Stored data entries
———

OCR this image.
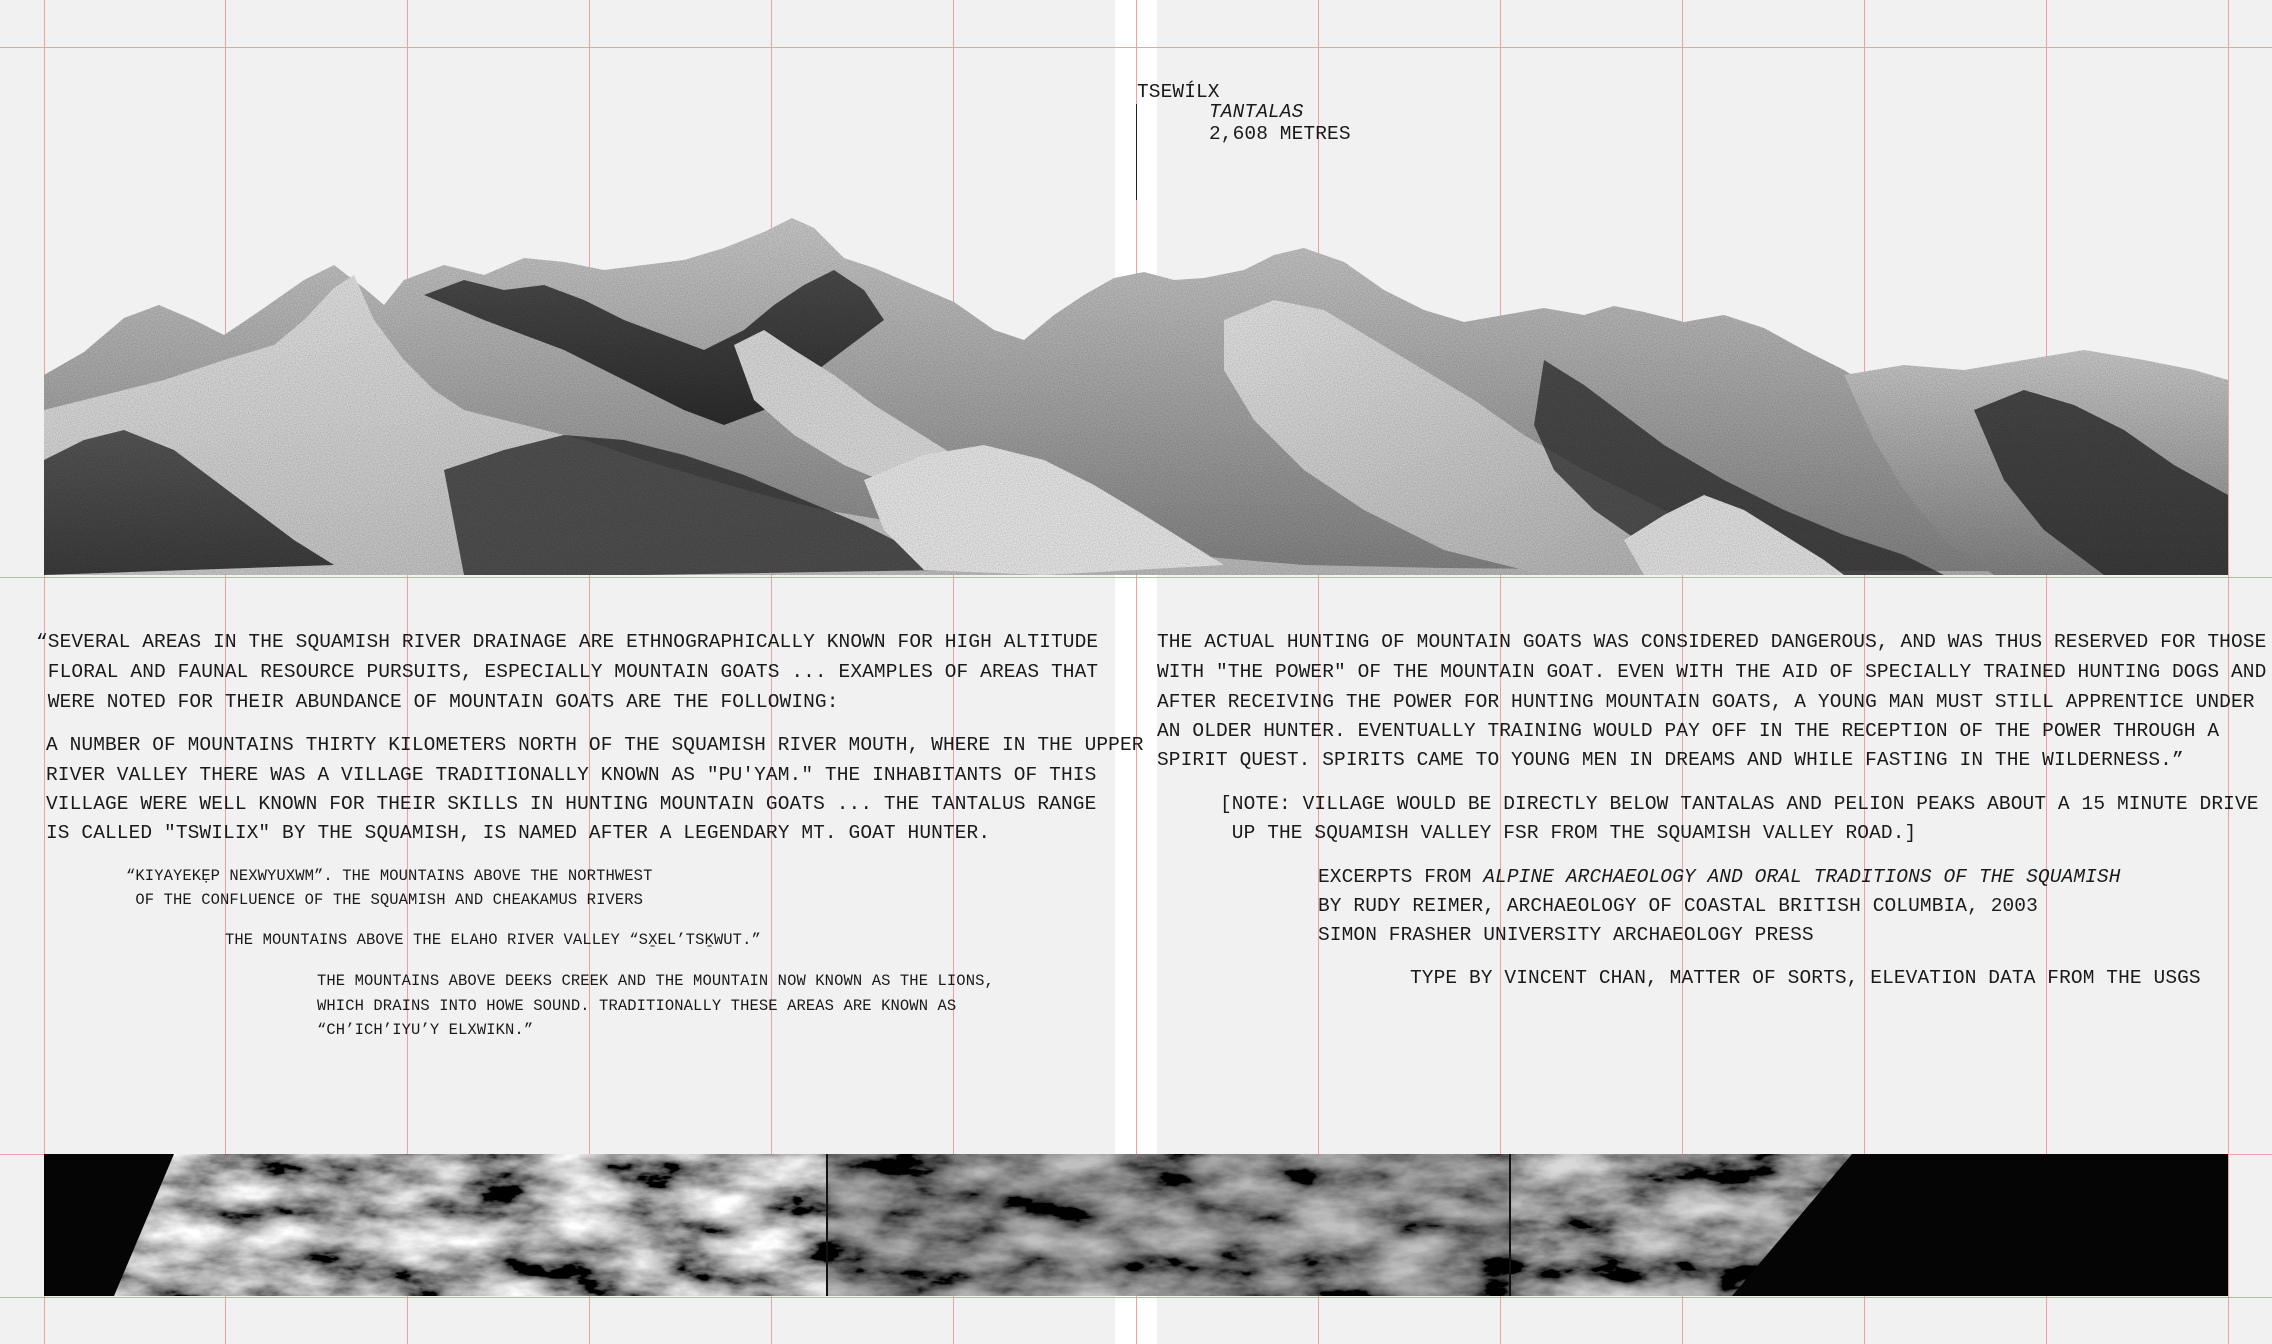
TSEWÍLX
TANTALAS
2,608 METRES
“SEVERAL AREAS IN THE SQUAMISH RIVER DRAINAGE ARE ETHNOGRAPHICALLY KNOWN FOR HIGH ALTITUDE
FLORAL AND FAUNAL RESOURCE PURSUITS, ESPECIALLY MOUNTAIN GOATS ... EXAMPLES OF AREAS THAT
WERE NOTED FOR THEIR ABUNDANCE OF MOUNTAIN GOATS ARE THE FOLLOWING:
A NUMBER OF MOUNTAINS THIRTY KILOMETERS NORTH OF THE SQUAMISH RIVER MOUTH, WHERE IN THE UPPER
RIVER VALLEY THERE WAS A VILLAGE TRADITIONALLY KNOWN AS "PU'YAM." THE INHABITANTS OF THIS
VILLAGE WERE WELL KNOWN FOR THEIR SKILLS IN HUNTING MOUNTAIN GOATS ... THE TANTALUS RANGE
IS CALLED "TSWILIX" BY THE SQUAMISH, IS NAMED AFTER A LEGENDARY MT. GOAT HUNTER.
“KIYAYEKẸP NEXWYUXWM”. THE MOUNTAINS ABOVE THE NORTHWEST
OF THE CONFLUENCE OF THE SQUAMISH AND CHEAKAMUS RIVERS
THE MOUNTAINS ABOVE THE ELAHO RIVER VALLEY “SX̱EL’TSḴWUT.”
THE MOUNTAINS ABOVE DEEKS CREEK AND THE MOUNTAIN NOW KNOWN AS THE LIONS,
WHICH DRAINS INTO HOWE SOUND. TRADITIONALLY THESE AREAS ARE KNOWN AS
“CH’ICH’IYU’Y ELXWIKN.”
THE ACTUAL HUNTING OF MOUNTAIN GOATS WAS CONSIDERED DANGEROUS, AND WAS THUS RESERVED FOR THOSE
WITH "THE POWER" OF THE MOUNTAIN GOAT. EVEN WITH THE AID OF SPECIALLY TRAINED HUNTING DOGS AND
AFTER RECEIVING THE POWER FOR HUNTING MOUNTAIN GOATS, A YOUNG MAN MUST STILL APPRENTICE UNDER
AN OLDER HUNTER. EVENTUALLY TRAINING WOULD PAY OFF IN THE RECEPTION OF THE POWER THROUGH A
SPIRIT QUEST. SPIRITS CAME TO YOUNG MEN IN DREAMS AND WHILE FASTING IN THE WILDERNESS.”
[NOTE: VILLAGE WOULD BE DIRECTLY BELOW TANTALAS AND PELION PEAKS ABOUT A 15 MINUTE DRIVE
UP THE SQUAMISH VALLEY FSR FROM THE SQUAMISH VALLEY ROAD.]
EXCERPTS FROM ALPINE ARCHAEOLOGY AND ORAL TRADITIONS OF THE SQUAMISH
BY RUDY REIMER, ARCHAEOLOGY OF COASTAL BRITISH COLUMBIA, 2003
SIMON FRASHER UNIVERSITY ARCHAEOLOGY PRESS
TYPE BY VINCENT CHAN, MATTER OF SORTS, ELEVATION DATA FROM THE USGS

———

§ THE EXERCISE
Restate the entire listing word for word, excluding pictures.

§ RESULT OF THE EXERCISE
OCR this image.
TSEWÍLX
TANTALAS
2,608 METRES
“SEVERAL AREAS IN THE SQUAMISH RIVER DRAINAGE ARE ETHNOGRAPHICALLY KNOWN FOR HIGH ALTITUDE
FLORAL AND FAUNAL RESOURCE PURSUITS, ESPECIALLY MOUNTAIN GOATS ... EXAMPLES OF AREAS THAT
WERE NOTED FOR THEIR ABUNDANCE OF MOUNTAIN GOATS ARE THE FOLLOWING:
A NUMBER OF MOUNTAINS THIRTY KILOMETERS NORTH OF THE SQUAMISH RIVER MOUTH, WHERE IN THE UPPER
RIVER VALLEY THERE WAS A VILLAGE TRADITIONALLY KNOWN AS "PU'YAM." THE INHABITANTS OF THIS
VILLAGE WERE WELL KNOWN FOR THEIR SKILLS IN HUNTING MOUNTAIN GOATS ... THE TANTALUS RANGE
IS CALLED "TSWILIX" BY THE SQUAMISH, IS NAMED AFTER A LEGENDARY MT. GOAT HUNTER.
“KIYAYEKẸP NEXWYUXWM”. THE MOUNTAINS ABOVE THE NORTHWEST
OF THE CONFLUENCE OF THE SQUAMISH AND CHEAKAMUS RIVERS
THE MOUNTAINS ABOVE THE ELAHO RIVER VALLEY “SX̱EL’TSḴWUT.”
THE MOUNTAINS ABOVE DEEKS CREEK AND THE MOUNTAIN NOW KNOWN AS THE LIONS,
WHICH DRAINS INTO HOWE SOUND. TRADITIONALLY THESE AREAS ARE KNOWN AS
“CH’ICH’IYU’Y ELXWIKN.”
THE ACTUAL HUNTING OF MOUNTAIN GOATS WAS CONSIDERED DANGEROUS, AND WAS THUS RESERVED FOR THOSE
WITH "THE POWER" OF THE MOUNTAIN GOAT. EVEN WITH THE AID OF SPECIALLY TRAINED HUNTING DOGS AND
AFTER RECEIVING THE POWER FOR HUNTING MOUNTAIN GOATS, A YOUNG MAN MUST STILL APPRENTICE UNDER
AN OLDER HUNTER. EVENTUALLY TRAINING WOULD PAY OFF IN THE RECEPTION OF THE POWER THROUGH A
SPIRIT QUEST. SPIRITS CAME TO YOUNG MEN IN DREAMS AND WHILE FASTING IN THE WILDERNESS.”
[NOTE: VILLAGE WOULD BE DIRECTLY BELOW TANTALAS AND PELION PEAKS ABOUT A 15 MINUTE DRIVE
UP THE SQUAMISH VALLEY FSR FROM THE SQUAMISH VALLEY ROAD.]
EXCERPTS FROM ALPINE ARCHAEOLOGY AND ORAL TRADITIONS OF THE SQUAMISH
BY RUDY REIMER, ARCHAEOLOGY OF COASTAL BRITISH COLUMBIA, 2003
SIMON FRASHER UNIVERSITY ARCHAEOLOGY PRESS
TYPE BY VINCENT CHAN, MATTER OF SORTS, ELEVATION DATA FROM THE USGS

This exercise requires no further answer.